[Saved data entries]
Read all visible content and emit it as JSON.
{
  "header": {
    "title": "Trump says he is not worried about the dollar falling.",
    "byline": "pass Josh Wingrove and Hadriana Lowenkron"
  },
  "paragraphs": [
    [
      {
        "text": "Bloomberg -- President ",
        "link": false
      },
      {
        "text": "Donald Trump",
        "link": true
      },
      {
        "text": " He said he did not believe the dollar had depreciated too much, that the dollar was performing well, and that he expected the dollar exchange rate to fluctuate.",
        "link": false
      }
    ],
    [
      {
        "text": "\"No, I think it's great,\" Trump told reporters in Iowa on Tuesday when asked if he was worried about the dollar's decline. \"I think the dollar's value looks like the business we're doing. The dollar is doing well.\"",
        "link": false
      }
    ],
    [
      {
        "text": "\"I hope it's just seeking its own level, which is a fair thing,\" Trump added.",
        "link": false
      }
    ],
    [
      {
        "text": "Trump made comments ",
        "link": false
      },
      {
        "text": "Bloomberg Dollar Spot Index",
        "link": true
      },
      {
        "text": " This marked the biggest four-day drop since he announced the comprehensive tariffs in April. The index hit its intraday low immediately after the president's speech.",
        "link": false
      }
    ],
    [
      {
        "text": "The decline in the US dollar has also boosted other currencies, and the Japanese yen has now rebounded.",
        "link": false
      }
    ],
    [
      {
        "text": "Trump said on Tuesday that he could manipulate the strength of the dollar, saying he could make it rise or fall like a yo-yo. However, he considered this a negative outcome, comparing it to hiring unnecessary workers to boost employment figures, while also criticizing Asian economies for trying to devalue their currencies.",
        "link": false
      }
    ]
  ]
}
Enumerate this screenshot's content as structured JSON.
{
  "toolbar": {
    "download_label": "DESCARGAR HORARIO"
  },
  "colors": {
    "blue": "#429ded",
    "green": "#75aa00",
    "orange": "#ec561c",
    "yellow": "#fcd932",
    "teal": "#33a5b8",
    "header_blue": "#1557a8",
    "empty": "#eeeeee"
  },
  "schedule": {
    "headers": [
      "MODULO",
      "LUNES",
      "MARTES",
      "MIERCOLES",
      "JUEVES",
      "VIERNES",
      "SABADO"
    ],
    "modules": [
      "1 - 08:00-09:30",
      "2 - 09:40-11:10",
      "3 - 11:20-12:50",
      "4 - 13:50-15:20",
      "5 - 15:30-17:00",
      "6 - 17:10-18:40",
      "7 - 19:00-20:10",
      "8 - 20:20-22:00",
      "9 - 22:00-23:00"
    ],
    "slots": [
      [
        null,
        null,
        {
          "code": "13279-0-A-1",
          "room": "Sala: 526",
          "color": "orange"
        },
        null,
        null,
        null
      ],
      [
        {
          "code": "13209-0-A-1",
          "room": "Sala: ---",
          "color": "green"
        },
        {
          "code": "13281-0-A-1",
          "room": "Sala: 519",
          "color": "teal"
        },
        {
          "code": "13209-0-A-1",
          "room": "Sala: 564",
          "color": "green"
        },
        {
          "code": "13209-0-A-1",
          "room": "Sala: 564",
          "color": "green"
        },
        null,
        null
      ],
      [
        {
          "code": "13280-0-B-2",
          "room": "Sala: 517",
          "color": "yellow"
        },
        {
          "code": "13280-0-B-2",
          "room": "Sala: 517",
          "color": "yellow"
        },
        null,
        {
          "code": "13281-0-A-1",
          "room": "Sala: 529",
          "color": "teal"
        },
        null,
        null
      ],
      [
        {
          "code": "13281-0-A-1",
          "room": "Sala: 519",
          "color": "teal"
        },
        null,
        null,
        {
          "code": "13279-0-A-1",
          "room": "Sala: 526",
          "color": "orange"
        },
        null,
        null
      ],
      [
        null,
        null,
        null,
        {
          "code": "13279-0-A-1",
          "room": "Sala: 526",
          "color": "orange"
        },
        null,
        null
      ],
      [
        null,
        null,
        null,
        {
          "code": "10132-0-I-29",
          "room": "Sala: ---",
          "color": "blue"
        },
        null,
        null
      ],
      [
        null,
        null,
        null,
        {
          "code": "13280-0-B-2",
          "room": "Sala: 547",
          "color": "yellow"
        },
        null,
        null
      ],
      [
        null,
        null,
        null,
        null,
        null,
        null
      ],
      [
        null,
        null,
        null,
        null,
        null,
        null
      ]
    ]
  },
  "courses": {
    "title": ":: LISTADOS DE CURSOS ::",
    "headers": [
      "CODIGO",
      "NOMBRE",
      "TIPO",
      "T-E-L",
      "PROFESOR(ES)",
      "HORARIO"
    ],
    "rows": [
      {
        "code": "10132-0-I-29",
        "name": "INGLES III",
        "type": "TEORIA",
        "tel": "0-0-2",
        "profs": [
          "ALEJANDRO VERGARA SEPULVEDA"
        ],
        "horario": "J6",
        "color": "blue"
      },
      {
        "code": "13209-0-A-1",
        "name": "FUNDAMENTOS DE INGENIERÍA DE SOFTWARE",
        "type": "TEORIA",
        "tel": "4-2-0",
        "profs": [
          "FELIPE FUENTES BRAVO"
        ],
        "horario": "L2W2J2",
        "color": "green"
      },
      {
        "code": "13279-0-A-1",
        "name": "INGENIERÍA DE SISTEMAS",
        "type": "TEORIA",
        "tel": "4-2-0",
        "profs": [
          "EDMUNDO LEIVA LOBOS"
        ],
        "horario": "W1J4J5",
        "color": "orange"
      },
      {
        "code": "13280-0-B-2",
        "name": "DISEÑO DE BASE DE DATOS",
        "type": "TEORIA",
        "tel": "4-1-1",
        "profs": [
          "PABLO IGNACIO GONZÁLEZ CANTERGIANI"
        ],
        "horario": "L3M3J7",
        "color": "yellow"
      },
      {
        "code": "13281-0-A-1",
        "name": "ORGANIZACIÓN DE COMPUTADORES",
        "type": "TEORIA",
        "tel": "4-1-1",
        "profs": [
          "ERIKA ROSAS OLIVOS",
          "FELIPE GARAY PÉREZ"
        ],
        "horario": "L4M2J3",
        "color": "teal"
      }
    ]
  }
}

### Your instructions:
Return every entry verbatim.

### Answer for the task:
Read all visible content and emit it as JSON.
{
  "header": {
    "title": "Trump says he is not worried about the dollar falling.",
    "byline": "pass Josh Wingrove and Hadriana Lowenkron"
  },
  "paragraphs": [
    [
      {
        "text": "Bloomberg -- President ",
        "link": false
      },
      {
        "text": "Donald Trump",
        "link": true
      },
      {
        "text": " He said he did not believe the dollar had depreciated too much, that the dollar was performing well, and that he expected the dollar exchange rate to fluctuate.",
        "link": false
      }
    ],
    [
      {
        "text": "\"No, I think it's great,\" Trump told reporters in Iowa on Tuesday when asked if he was worried about the dollar's decline. \"I think the dollar's value looks like the business we're doing. The dollar is doing well.\"",
        "link": false
      }
    ],
    [
      {
        "text": "\"I hope it's just seeking its own level, which is a fair thing,\" Trump added.",
        "link": false
      }
    ],
    [
      {
        "text": "Trump made comments ",
        "link": false
      },
      {
        "text": "Bloomberg Dollar Spot Index",
        "link": true
      },
      {
        "text": " This marked the biggest four-day drop since he announced the comprehensive tariffs in April. The index hit its intraday low immediately after the president's speech.",
        "link": false
      }
    ],
    [
      {
        "text": "The decline in the US dollar has also boosted other currencies, and the Japanese yen has now rebounded.",
        "link": false
      }
    ],
    [
      {
        "text": "Trump said on Tuesday that he could manipulate the strength of the dollar, saying he could make it rise or fall like a yo-yo. However, he considered this a negative outcome, comparing it to hiring unnecessary workers to boost employment figures, while also criticizing Asian economies for trying to devalue their currencies.",
        "link": false
      }
    ]
  ]
}
Enumerate this screenshot's content as structured JSON.
{
  "toolbar": {
    "download_label": "DESCARGAR HORARIO"
  },
  "colors": {
    "blue": "#429ded",
    "green": "#75aa00",
    "orange": "#ec561c",
    "yellow": "#fcd932",
    "teal": "#33a5b8",
    "header_blue": "#1557a8",
    "empty": "#eeeeee"
  },
  "schedule": {
    "headers": [
      "MODULO",
      "LUNES",
      "MARTES",
      "MIERCOLES",
      "JUEVES",
      "VIERNES",
      "SABADO"
    ],
    "modules": [
      "1 - 08:00-09:30",
      "2 - 09:40-11:10",
      "3 - 11:20-12:50",
      "4 - 13:50-15:20",
      "5 - 15:30-17:00",
      "6 - 17:10-18:40",
      "7 - 19:00-20:10",
      "8 - 20:20-22:00",
      "9 - 22:00-23:00"
    ],
    "slots": [
      [
        null,
        null,
        {
          "code": "13279-0-A-1",
          "room": "Sala: 526",
          "color": "orange"
        },
        null,
        null,
        null
      ],
      [
        {
          "code": "13209-0-A-1",
          "room": "Sala: ---",
          "color": "green"
        },
        {
          "code": "13281-0-A-1",
          "room": "Sala: 519",
          "color": "teal"
        },
        {
          "code": "13209-0-A-1",
          "room": "Sala: 564",
          "color": "green"
        },
        {
          "code": "13209-0-A-1",
          "room": "Sala: 564",
          "color": "green"
        },
        null,
        null
      ],
      [
        {
          "code": "13280-0-B-2",
          "room": "Sala: 517",
          "color": "yellow"
        },
        {
          "code": "13280-0-B-2",
          "room": "Sala: 517",
          "color": "yellow"
        },
        null,
        {
          "code": "13281-0-A-1",
          "room": "Sala: 529",
          "color": "teal"
        },
        null,
        null
      ],
      [
        {
          "code": "13281-0-A-1",
          "room": "Sala: 519",
          "color": "teal"
        },
        null,
        null,
        {
          "code": "13279-0-A-1",
          "room": "Sala: 526",
          "color": "orange"
        },
        null,
        null
      ],
      [
        null,
        null,
        null,
        {
          "code": "13279-0-A-1",
          "room": "Sala: 526",
          "color": "orange"
        },
        null,
        null
      ],
      [
        null,
        null,
        null,
        {
          "code": "10132-0-I-29",
          "room": "Sala: ---",
          "color": "blue"
        },
        null,
        null
      ],
      [
        null,
        null,
        null,
        {
          "code": "13280-0-B-2",
          "room": "Sala: 547",
          "color": "yellow"
        },
        null,
        null
      ],
      [
        null,
        null,
        null,
        null,
        null,
        null
      ],
      [
        null,
        null,
        null,
        null,
        null,
        null
      ]
    ]
  },
  "courses": {
    "title": ":: LISTADOS DE CURSOS ::",
    "headers": [
      "CODIGO",
      "NOMBRE",
      "TIPO",
      "T-E-L",
      "PROFESOR(ES)",
      "HORARIO"
    ],
    "rows": [
      {
        "code": "10132-0-I-29",
        "name": "INGLES III",
        "type": "TEORIA",
        "tel": "0-0-2",
        "profs": [
          "ALEJANDRO VERGARA SEPULVEDA"
        ],
        "horario": "J6",
        "color": "blue"
      },
      {
        "code": "13209-0-A-1",
        "name": "FUNDAMENTOS DE INGENIERÍA DE SOFTWARE",
        "type": "TEORIA",
        "tel": "4-2-0",
        "profs": [
          "FELIPE FUENTES BRAVO"
        ],
        "horario": "L2W2J2",
        "color": "green"
      },
      {
        "code": "13279-0-A-1",
        "name": "INGENIERÍA DE SISTEMAS",
        "type": "TEORIA",
        "tel": "4-2-0",
        "profs": [
          "EDMUNDO LEIVA LOBOS"
        ],
        "horario": "W1J4J5",
        "color": "orange"
      },
      {
        "code": "13280-0-B-2",
        "name": "DISEÑO DE BASE DE DATOS",
        "type": "TEORIA",
        "tel": "4-1-1",
        "profs": [
          "PABLO IGNACIO GONZÁLEZ CANTERGIANI"
        ],
        "horario": "L3M3J7",
        "color": "yellow"
      },
      {
        "code": "13281-0-A-1",
        "name": "ORGANIZACIÓN DE COMPUTADORES",
        "type": "TEORIA",
        "tel": "4-1-1",
        "profs": [
          "ERIKA ROSAS OLIVOS",
          "FELIPE GARAY PÉREZ"
        ],
        "horario": "L4M2J3",
        "color": "teal"
      }
    ]
  }
}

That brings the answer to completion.